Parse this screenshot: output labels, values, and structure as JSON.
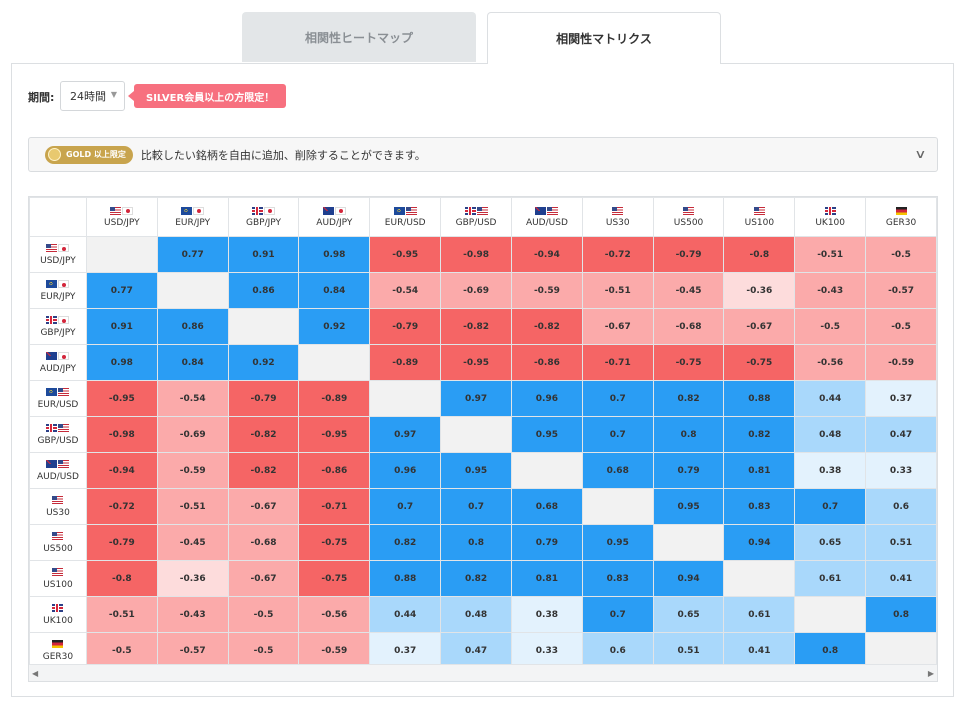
{
  "tabs": [
    {
      "label": "相関性ヒートマップ",
      "active": false
    },
    {
      "label": "相関性マトリクス",
      "active": true
    }
  ],
  "period": {
    "label": "期間:",
    "value": "24時間"
  },
  "silver_badge": "SILVER会員以上の方限定！",
  "gold": {
    "badge": "GOLD 以上限定",
    "text": "比較したい銘柄を自由に追加、削除することができます。"
  },
  "colors": {
    "blue_strong": "#2a9df4",
    "blue_mid": "#a9d8fb",
    "blue_light": "#e3f2fd",
    "red_strong": "#f56565",
    "red_mid": "#fbaaaa",
    "red_light": "#fddcdc",
    "diag": "#f2f2f2"
  },
  "matrix": {
    "symbols": [
      {
        "label": "USD/JPY",
        "flags": [
          "us",
          "jp"
        ]
      },
      {
        "label": "EUR/JPY",
        "flags": [
          "eu",
          "jp"
        ]
      },
      {
        "label": "GBP/JPY",
        "flags": [
          "uk",
          "jp"
        ]
      },
      {
        "label": "AUD/JPY",
        "flags": [
          "au",
          "jp"
        ]
      },
      {
        "label": "EUR/USD",
        "flags": [
          "eu",
          "us"
        ]
      },
      {
        "label": "GBP/USD",
        "flags": [
          "uk",
          "us"
        ]
      },
      {
        "label": "AUD/USD",
        "flags": [
          "au",
          "us"
        ]
      },
      {
        "label": "US30",
        "flags": [
          "us"
        ]
      },
      {
        "label": "US500",
        "flags": [
          "us"
        ]
      },
      {
        "label": "US100",
        "flags": [
          "us"
        ]
      },
      {
        "label": "UK100",
        "flags": [
          "uk"
        ]
      },
      {
        "label": "GER30",
        "flags": [
          "de"
        ]
      }
    ],
    "values": [
      [
        null,
        0.77,
        0.91,
        0.98,
        -0.95,
        -0.98,
        -0.94,
        -0.72,
        -0.79,
        -0.8,
        -0.51,
        -0.5
      ],
      [
        0.77,
        null,
        0.86,
        0.84,
        -0.54,
        -0.69,
        -0.59,
        -0.51,
        -0.45,
        -0.36,
        -0.43,
        -0.57
      ],
      [
        0.91,
        0.86,
        null,
        0.92,
        -0.79,
        -0.82,
        -0.82,
        -0.67,
        -0.68,
        -0.67,
        -0.5,
        -0.5
      ],
      [
        0.98,
        0.84,
        0.92,
        null,
        -0.89,
        -0.95,
        -0.86,
        -0.71,
        -0.75,
        -0.75,
        -0.56,
        -0.59
      ],
      [
        -0.95,
        -0.54,
        -0.79,
        -0.89,
        null,
        0.97,
        0.96,
        0.7,
        0.82,
        0.88,
        0.44,
        0.37
      ],
      [
        -0.98,
        -0.69,
        -0.82,
        -0.95,
        0.97,
        null,
        0.95,
        0.7,
        0.8,
        0.82,
        0.48,
        0.47
      ],
      [
        -0.94,
        -0.59,
        -0.82,
        -0.86,
        0.96,
        0.95,
        null,
        0.68,
        0.79,
        0.81,
        0.38,
        0.33
      ],
      [
        -0.72,
        -0.51,
        -0.67,
        -0.71,
        0.7,
        0.7,
        0.68,
        null,
        0.95,
        0.83,
        0.7,
        0.6
      ],
      [
        -0.79,
        -0.45,
        -0.68,
        -0.75,
        0.82,
        0.8,
        0.79,
        0.95,
        null,
        0.94,
        0.65,
        0.51
      ],
      [
        -0.8,
        -0.36,
        -0.67,
        -0.75,
        0.88,
        0.82,
        0.81,
        0.83,
        0.94,
        null,
        0.61,
        0.41
      ],
      [
        -0.51,
        -0.43,
        -0.5,
        -0.56,
        0.44,
        0.48,
        0.38,
        0.7,
        0.65,
        0.61,
        null,
        0.8
      ],
      [
        -0.5,
        -0.57,
        -0.5,
        -0.59,
        0.37,
        0.47,
        0.33,
        0.6,
        0.51,
        0.41,
        0.8,
        null
      ]
    ]
  }
}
————————
Brief: Every record above should come back exactly, but without its pictures.

The answer:
Parse this screenshot: output labels, values, and structure as JSON.
{
  "tabs": [
    {
      "label": "相関性ヒートマップ",
      "active": false
    },
    {
      "label": "相関性マトリクス",
      "active": true
    }
  ],
  "period": {
    "label": "期間:",
    "value": "24時間"
  },
  "silver_badge": "SILVER会員以上の方限定！",
  "gold": {
    "badge": "GOLD 以上限定",
    "text": "比較したい銘柄を自由に追加、削除することができます。"
  },
  "colors": {
    "blue_strong": "#2a9df4",
    "blue_mid": "#a9d8fb",
    "blue_light": "#e3f2fd",
    "red_strong": "#f56565",
    "red_mid": "#fbaaaa",
    "red_light": "#fddcdc",
    "diag": "#f2f2f2"
  },
  "matrix": {
    "symbols": [
      {
        "label": "USD/JPY",
        "flags": [
          "us",
          "jp"
        ]
      },
      {
        "label": "EUR/JPY",
        "flags": [
          "eu",
          "jp"
        ]
      },
      {
        "label": "GBP/JPY",
        "flags": [
          "uk",
          "jp"
        ]
      },
      {
        "label": "AUD/JPY",
        "flags": [
          "au",
          "jp"
        ]
      },
      {
        "label": "EUR/USD",
        "flags": [
          "eu",
          "us"
        ]
      },
      {
        "label": "GBP/USD",
        "flags": [
          "uk",
          "us"
        ]
      },
      {
        "label": "AUD/USD",
        "flags": [
          "au",
          "us"
        ]
      },
      {
        "label": "US30",
        "flags": [
          "us"
        ]
      },
      {
        "label": "US500",
        "flags": [
          "us"
        ]
      },
      {
        "label": "US100",
        "flags": [
          "us"
        ]
      },
      {
        "label": "UK100",
        "flags": [
          "uk"
        ]
      },
      {
        "label": "GER30",
        "flags": [
          "de"
        ]
      }
    ],
    "values": [
      [
        null,
        0.77,
        0.91,
        0.98,
        -0.95,
        -0.98,
        -0.94,
        -0.72,
        -0.79,
        -0.8,
        -0.51,
        -0.5
      ],
      [
        0.77,
        null,
        0.86,
        0.84,
        -0.54,
        -0.69,
        -0.59,
        -0.51,
        -0.45,
        -0.36,
        -0.43,
        -0.57
      ],
      [
        0.91,
        0.86,
        null,
        0.92,
        -0.79,
        -0.82,
        -0.82,
        -0.67,
        -0.68,
        -0.67,
        -0.5,
        -0.5
      ],
      [
        0.98,
        0.84,
        0.92,
        null,
        -0.89,
        -0.95,
        -0.86,
        -0.71,
        -0.75,
        -0.75,
        -0.56,
        -0.59
      ],
      [
        -0.95,
        -0.54,
        -0.79,
        -0.89,
        null,
        0.97,
        0.96,
        0.7,
        0.82,
        0.88,
        0.44,
        0.37
      ],
      [
        -0.98,
        -0.69,
        -0.82,
        -0.95,
        0.97,
        null,
        0.95,
        0.7,
        0.8,
        0.82,
        0.48,
        0.47
      ],
      [
        -0.94,
        -0.59,
        -0.82,
        -0.86,
        0.96,
        0.95,
        null,
        0.68,
        0.79,
        0.81,
        0.38,
        0.33
      ],
      [
        -0.72,
        -0.51,
        -0.67,
        -0.71,
        0.7,
        0.7,
        0.68,
        null,
        0.95,
        0.83,
        0.7,
        0.6
      ],
      [
        -0.79,
        -0.45,
        -0.68,
        -0.75,
        0.82,
        0.8,
        0.79,
        0.95,
        null,
        0.94,
        0.65,
        0.51
      ],
      [
        -0.8,
        -0.36,
        -0.67,
        -0.75,
        0.88,
        0.82,
        0.81,
        0.83,
        0.94,
        null,
        0.61,
        0.41
      ],
      [
        -0.51,
        -0.43,
        -0.5,
        -0.56,
        0.44,
        0.48,
        0.38,
        0.7,
        0.65,
        0.61,
        null,
        0.8
      ],
      [
        -0.5,
        -0.57,
        -0.5,
        -0.59,
        0.37,
        0.47,
        0.33,
        0.6,
        0.51,
        0.41,
        0.8,
        null
      ]
    ]
  }
}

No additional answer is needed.